● Required work
Give only the number of lines below that contain the word "name".

● Material provided
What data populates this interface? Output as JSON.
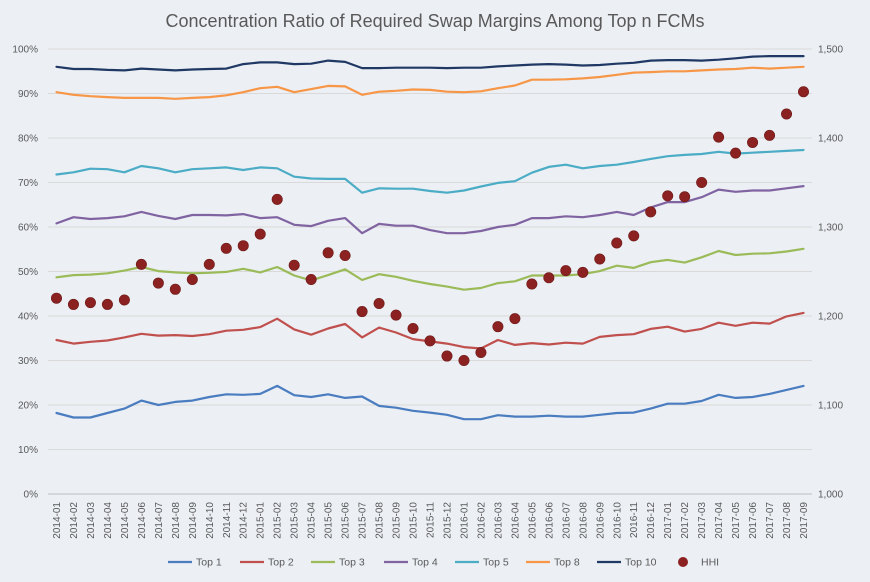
{
  "chart_data": {
    "type": "line",
    "title": "Concentration Ratio of Required Swap Margins Among Top n FCMs",
    "categories": [
      "2014-01",
      "2014-02",
      "2014-03",
      "2014-04",
      "2014-05",
      "2014-06",
      "2014-07",
      "2014-08",
      "2014-09",
      "2014-10",
      "2014-11",
      "2014-12",
      "2015-01",
      "2015-02",
      "2015-03",
      "2015-04",
      "2015-05",
      "2015-06",
      "2015-07",
      "2015-08",
      "2015-09",
      "2015-10",
      "2015-11",
      "2015-12",
      "2016-01",
      "2016-02",
      "2016-03",
      "2016-04",
      "2016-05",
      "2016-06",
      "2016-07",
      "2016-08",
      "2016-09",
      "2016-10",
      "2016-11",
      "2016-12",
      "2017-01",
      "2017-02",
      "2017-03",
      "2017-04",
      "2017-05",
      "2017-06",
      "2017-07",
      "2017-08",
      "2017-09"
    ],
    "y_left": {
      "ticks": [
        "0%",
        "10%",
        "20%",
        "30%",
        "40%",
        "50%",
        "60%",
        "70%",
        "80%",
        "90%",
        "100%"
      ],
      "min": 0,
      "max": 100
    },
    "y_right": {
      "ticks": [
        "1,000",
        "1,100",
        "1,200",
        "1,300",
        "1,400",
        "1,500"
      ],
      "min": 1000,
      "max": 1500
    },
    "grid": true,
    "legend_position": "bottom",
    "series": [
      {
        "name": "Top 1",
        "color": "#4a7cc0",
        "axis": "left",
        "values": [
          18.2,
          17.2,
          17.2,
          18.2,
          19.2,
          21.0,
          20.0,
          20.7,
          21.0,
          21.8,
          22.4,
          22.3,
          22.5,
          24.3,
          22.2,
          21.8,
          22.4,
          21.6,
          21.9,
          19.8,
          19.4,
          18.7,
          18.3,
          17.8,
          16.8,
          16.8,
          17.7,
          17.4,
          17.4,
          17.6,
          17.4,
          17.4,
          17.8,
          18.2,
          18.3,
          19.2,
          20.3,
          20.3,
          20.9,
          22.3,
          21.6,
          21.8,
          22.5,
          23.4,
          24.3
        ]
      },
      {
        "name": "Top 2",
        "color": "#c0504d",
        "axis": "left",
        "values": [
          34.6,
          33.8,
          34.2,
          34.5,
          35.2,
          36.0,
          35.6,
          35.7,
          35.5,
          35.9,
          36.7,
          36.9,
          37.5,
          39.4,
          37.0,
          35.8,
          37.2,
          38.2,
          35.2,
          37.4,
          36.3,
          34.8,
          34.3,
          33.8,
          33.0,
          32.7,
          34.6,
          33.5,
          33.9,
          33.6,
          34.0,
          33.8,
          35.3,
          35.7,
          35.9,
          37.1,
          37.6,
          36.5,
          37.1,
          38.5,
          37.8,
          38.5,
          38.3,
          39.9,
          40.7
        ]
      },
      {
        "name": "Top 3",
        "color": "#9bbb59",
        "axis": "left",
        "values": [
          48.7,
          49.2,
          49.3,
          49.6,
          50.2,
          51.0,
          50.1,
          49.8,
          49.6,
          49.7,
          49.9,
          50.6,
          49.8,
          51.0,
          49.1,
          48.0,
          49.2,
          50.5,
          48.1,
          49.4,
          48.8,
          47.9,
          47.2,
          46.6,
          45.9,
          46.3,
          47.4,
          47.8,
          49.1,
          49.1,
          49.1,
          49.4,
          50.1,
          51.3,
          50.8,
          52.1,
          52.6,
          52.0,
          53.2,
          54.6,
          53.7,
          54.0,
          54.1,
          54.5,
          55.1
        ]
      },
      {
        "name": "Top 4",
        "color": "#8064a2",
        "axis": "left",
        "values": [
          60.8,
          62.2,
          61.8,
          62.0,
          62.4,
          63.4,
          62.5,
          61.8,
          62.7,
          62.7,
          62.6,
          62.9,
          62.0,
          62.2,
          60.5,
          60.2,
          61.4,
          62.0,
          58.6,
          60.7,
          60.3,
          60.3,
          59.3,
          58.6,
          58.6,
          59.1,
          60.0,
          60.5,
          62.0,
          62.0,
          62.4,
          62.2,
          62.7,
          63.4,
          62.7,
          64.4,
          65.6,
          65.6,
          66.7,
          68.4,
          67.9,
          68.2,
          68.2,
          68.7,
          69.2
        ]
      },
      {
        "name": "Top 5",
        "color": "#4bacc6",
        "axis": "left",
        "values": [
          71.8,
          72.3,
          73.1,
          73.0,
          72.3,
          73.7,
          73.2,
          72.3,
          73.0,
          73.2,
          73.4,
          72.8,
          73.4,
          73.2,
          71.3,
          70.9,
          70.8,
          70.8,
          67.7,
          68.7,
          68.6,
          68.6,
          68.1,
          67.7,
          68.2,
          69.1,
          69.9,
          70.3,
          72.2,
          73.5,
          74.0,
          73.2,
          73.7,
          74.0,
          74.6,
          75.3,
          75.9,
          76.2,
          76.4,
          76.9,
          76.5,
          76.7,
          76.9,
          77.1,
          77.3
        ]
      },
      {
        "name": "Top 8",
        "color": "#f79646",
        "axis": "left",
        "values": [
          90.3,
          89.7,
          89.4,
          89.2,
          89.0,
          89.0,
          89.0,
          88.8,
          89.0,
          89.2,
          89.6,
          90.3,
          91.2,
          91.5,
          90.3,
          91.0,
          91.7,
          91.6,
          89.7,
          90.4,
          90.6,
          90.9,
          90.8,
          90.4,
          90.3,
          90.5,
          91.2,
          91.8,
          93.1,
          93.1,
          93.2,
          93.4,
          93.7,
          94.2,
          94.7,
          94.8,
          95.0,
          95.0,
          95.2,
          95.4,
          95.5,
          95.8,
          95.6,
          95.8,
          96.0
        ]
      },
      {
        "name": "Top 10",
        "color": "#1f3864",
        "axis": "left",
        "values": [
          96.0,
          95.5,
          95.5,
          95.3,
          95.2,
          95.6,
          95.4,
          95.2,
          95.4,
          95.5,
          95.6,
          96.6,
          97.0,
          97.0,
          96.6,
          96.7,
          97.4,
          97.1,
          95.7,
          95.7,
          95.8,
          95.8,
          95.8,
          95.7,
          95.8,
          95.8,
          96.1,
          96.3,
          96.5,
          96.6,
          96.5,
          96.3,
          96.4,
          96.7,
          96.9,
          97.4,
          97.5,
          97.5,
          97.4,
          97.6,
          97.9,
          98.3,
          98.4,
          98.4,
          98.4
        ]
      },
      {
        "name": "HHI",
        "color": "#8b2221",
        "axis": "right",
        "type": "scatter",
        "values": [
          1220,
          1213,
          1215,
          1213,
          1218,
          1258,
          1237,
          1230,
          1241,
          1258,
          1276,
          1279,
          1292,
          1331,
          1257,
          1241,
          1271,
          1268,
          1205,
          1214,
          1201,
          1186,
          1172,
          1155,
          1150,
          1159,
          1188,
          1197,
          1236,
          1243,
          1251,
          1249,
          1264,
          1282,
          1290,
          1317,
          1335,
          1334,
          1350,
          1401,
          1383,
          1395,
          1403,
          1427,
          1452
        ]
      }
    ]
  }
}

● Exercise response
8